**Records to process:**
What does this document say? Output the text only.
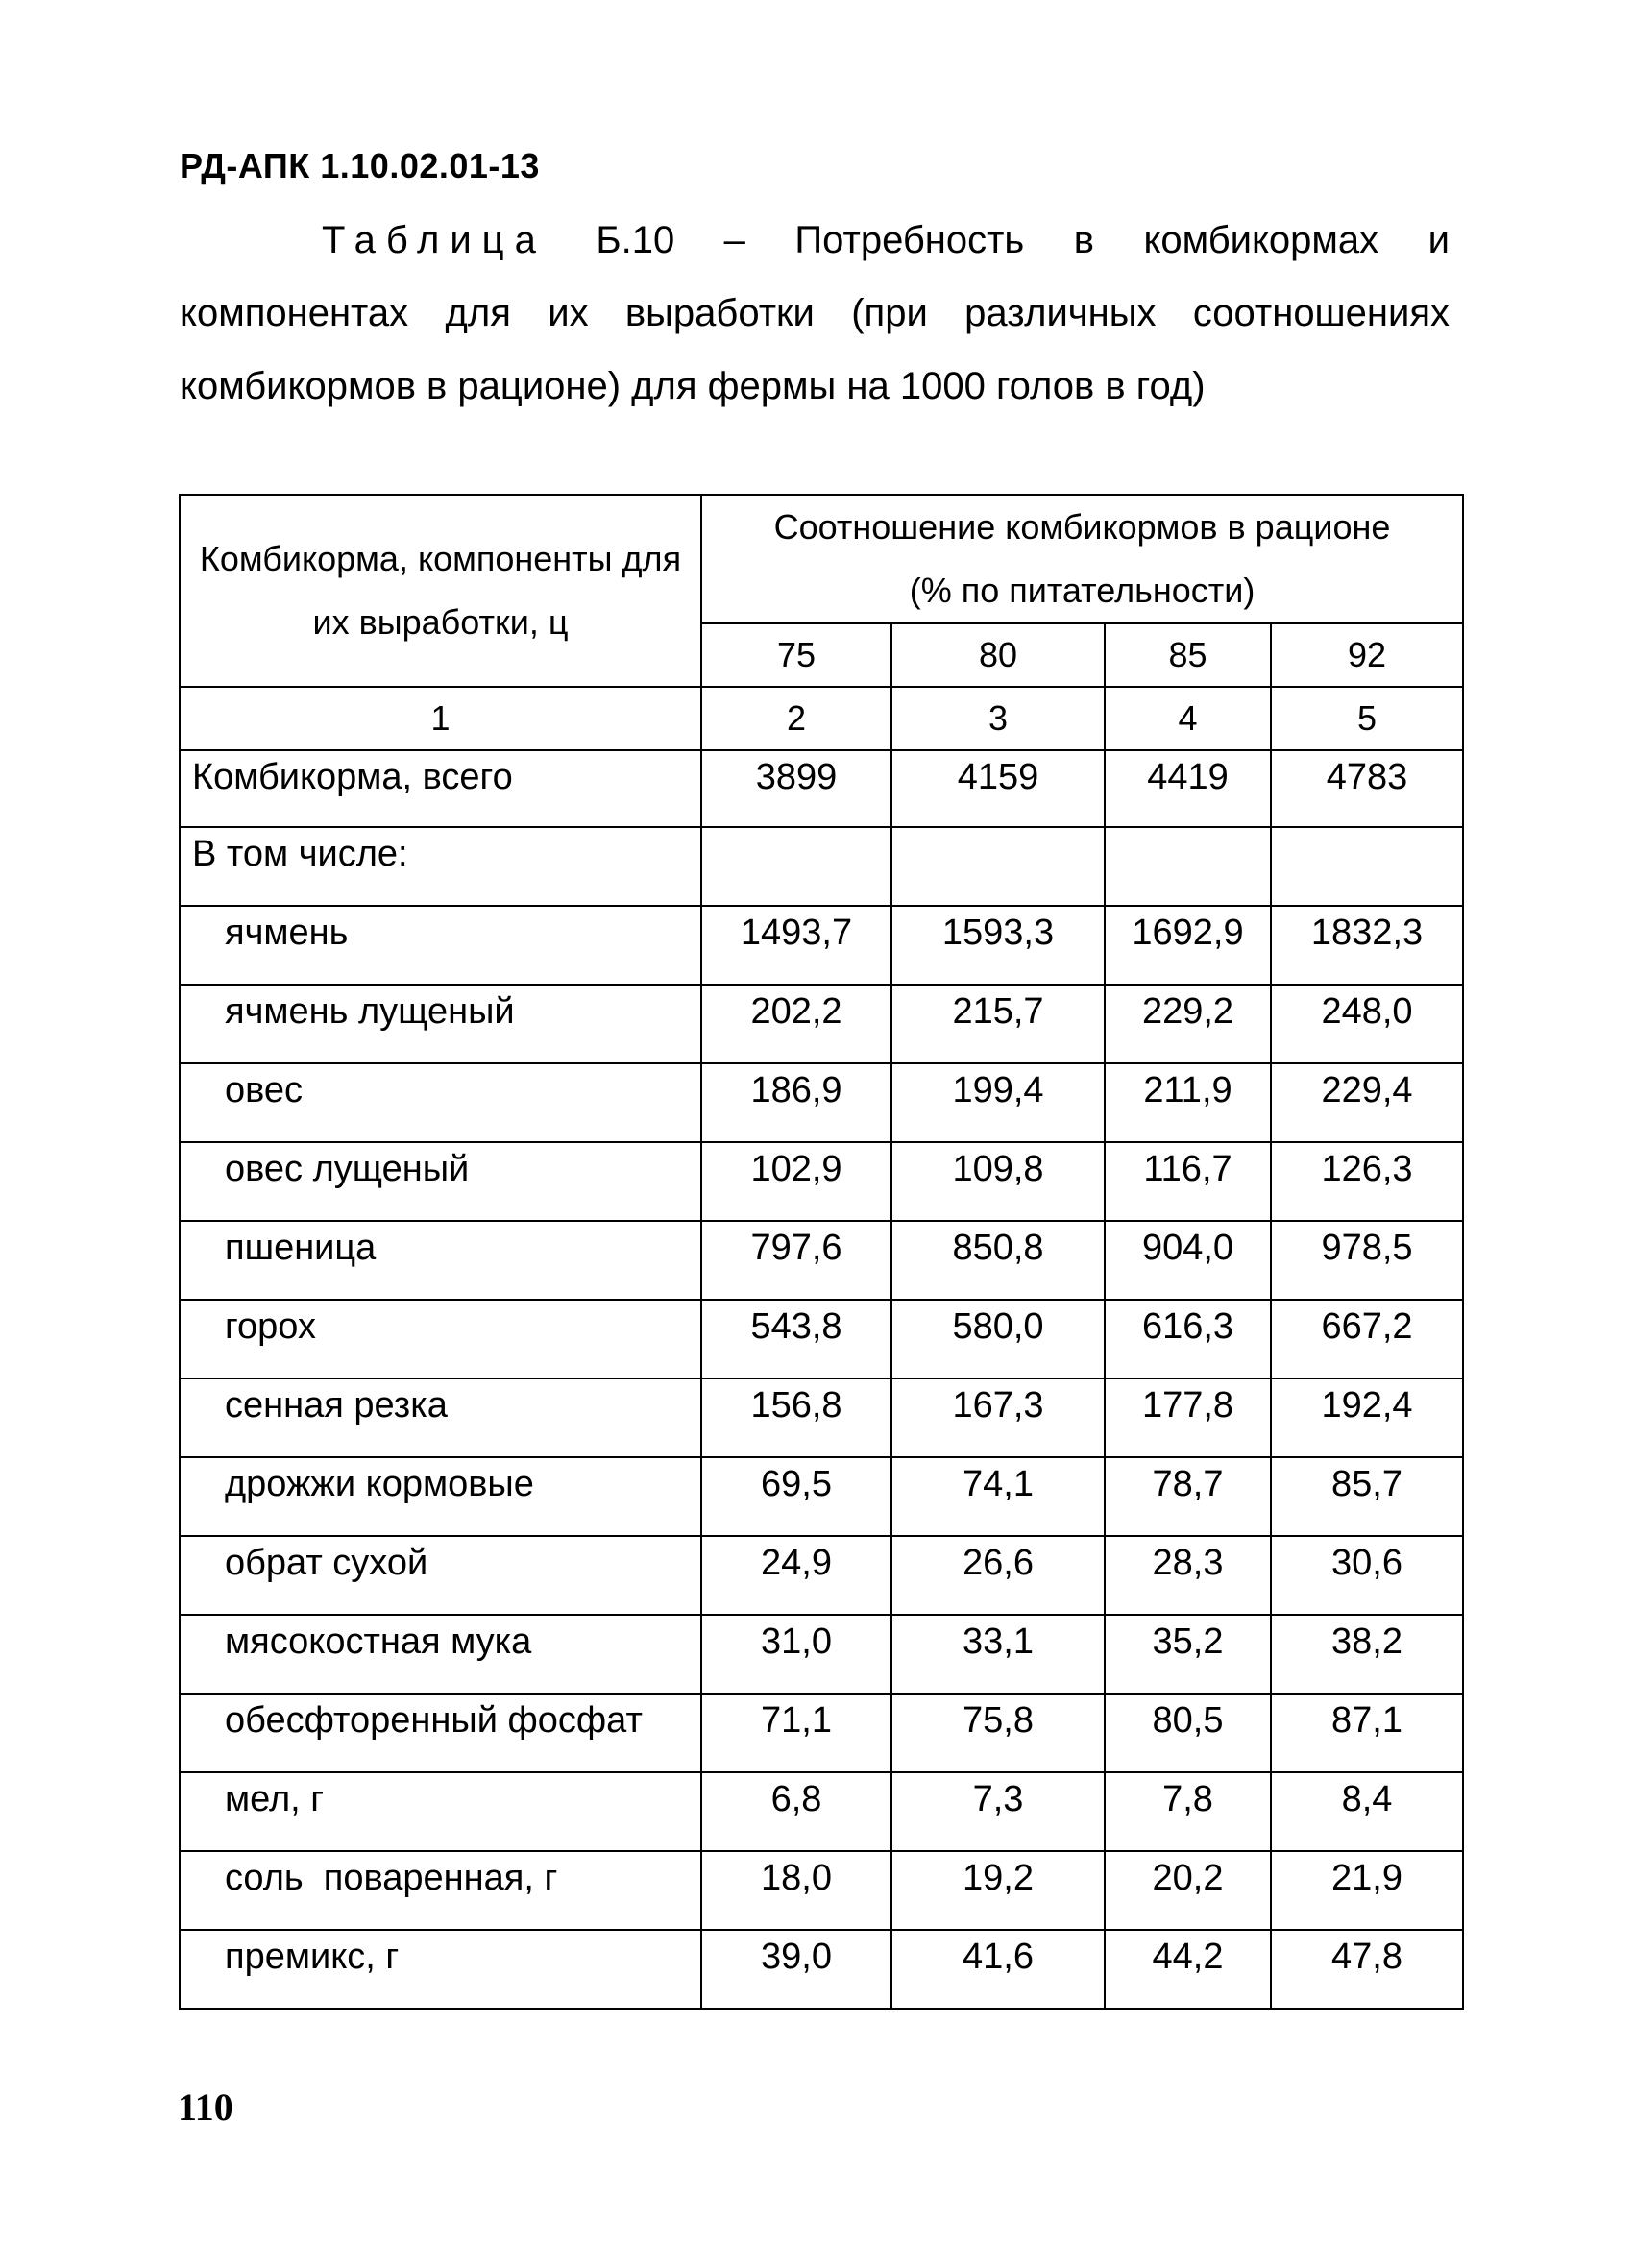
РД-АПК 1.10.02.01-13
Таблица Б.10 – Потребность в комбикормах и компонентах для их выработки (при различных соотношениях комбикормов в рационе) для фермы на 1000 голов в год)
Комбикорма, компоненты для их выработки, ц	Соотношение комбикормов в рационе
(% по питательности)			
	75	80	85	92
1	2	3	4	5
Комбикорма, всего	3899	4159	4419	4783
В том числе:				
ячмень	1493,7	1593,3	1692,9	1832,3
ячмень лущеный	202,2	215,7	229,2	248,0
овес	186,9	199,4	211,9	229,4
овес лущеный	102,9	109,8	116,7	126,3
пшеница	797,6	850,8	904,0	978,5
горох	543,8	580,0	616,3	667,2
сенная резка	156,8	167,3	177,8	192,4
дрожжи кормовые	69,5	74,1	78,7	85,7
обрат сухой	24,9	26,6	28,3	30,6
мясокостная мука	31,0	33,1	35,2	38,2
обесфторенный фосфат	71,1	75,8	80,5	87,1
мел, г	6,8	7,3	7,8	8,4
соль  поваренная, г	18,0	19,2	20,2	21,9
премикс, г	39,0	41,6	44,2	47,8
110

**Task goal:** Find the word "комбикормов" in the records and pull out each line that has it.

**Result of the task:**
Таблица Б.10 – Потребность в комбикормах и компонентах для их выработки (при различных соотношениях комбикормов в рационе) для фермы на 1000 голов в год)
Комбикорма, компоненты для их выработки, ц	Соотношение комбикормов в рационе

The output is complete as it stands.